All of the entries must be reproduced exactly, with no images carried over.

## Input records:
───

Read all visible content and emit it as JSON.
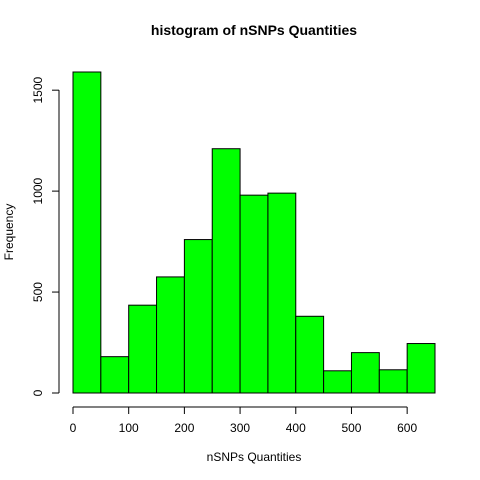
{
  "chart_data": {
    "type": "bar",
    "title": "histogram of nSNPs Quantities",
    "xlabel": "nSNPs Quantities",
    "ylabel": "Frequency",
    "bin_edges": [
      0,
      50,
      100,
      150,
      200,
      250,
      300,
      350,
      400,
      450,
      500,
      550,
      600,
      650
    ],
    "values": [
      1590,
      180,
      435,
      575,
      760,
      1210,
      980,
      990,
      380,
      110,
      200,
      115,
      245
    ],
    "xticks": [
      "0",
      "100",
      "200",
      "300",
      "400",
      "500",
      "600"
    ],
    "xtick_values": [
      0,
      100,
      200,
      300,
      400,
      500,
      600
    ],
    "yticks": [
      "0",
      "500",
      "1000",
      "1500"
    ],
    "ytick_values": [
      0,
      500,
      1000,
      1500
    ],
    "xlim": [
      0,
      650
    ],
    "ylim": [
      0,
      1590
    ],
    "bar_color": "#00ff00",
    "grid": false,
    "legend": "none"
  }
}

───

## Answer to this task:
Read all visible content and emit it as JSON.
{
  "chart_data": {
    "type": "bar",
    "title": "histogram of nSNPs Quantities",
    "xlabel": "nSNPs Quantities",
    "ylabel": "Frequency",
    "bin_edges": [
      0,
      50,
      100,
      150,
      200,
      250,
      300,
      350,
      400,
      450,
      500,
      550,
      600,
      650
    ],
    "values": [
      1590,
      180,
      435,
      575,
      760,
      1210,
      980,
      990,
      380,
      110,
      200,
      115,
      245
    ],
    "xticks": [
      "0",
      "100",
      "200",
      "300",
      "400",
      "500",
      "600"
    ],
    "xtick_values": [
      0,
      100,
      200,
      300,
      400,
      500,
      600
    ],
    "yticks": [
      "0",
      "500",
      "1000",
      "1500"
    ],
    "ytick_values": [
      0,
      500,
      1000,
      1500
    ],
    "xlim": [
      0,
      650
    ],
    "ylim": [
      0,
      1590
    ],
    "bar_color": "#00ff00",
    "grid": false,
    "legend": "none"
  }
}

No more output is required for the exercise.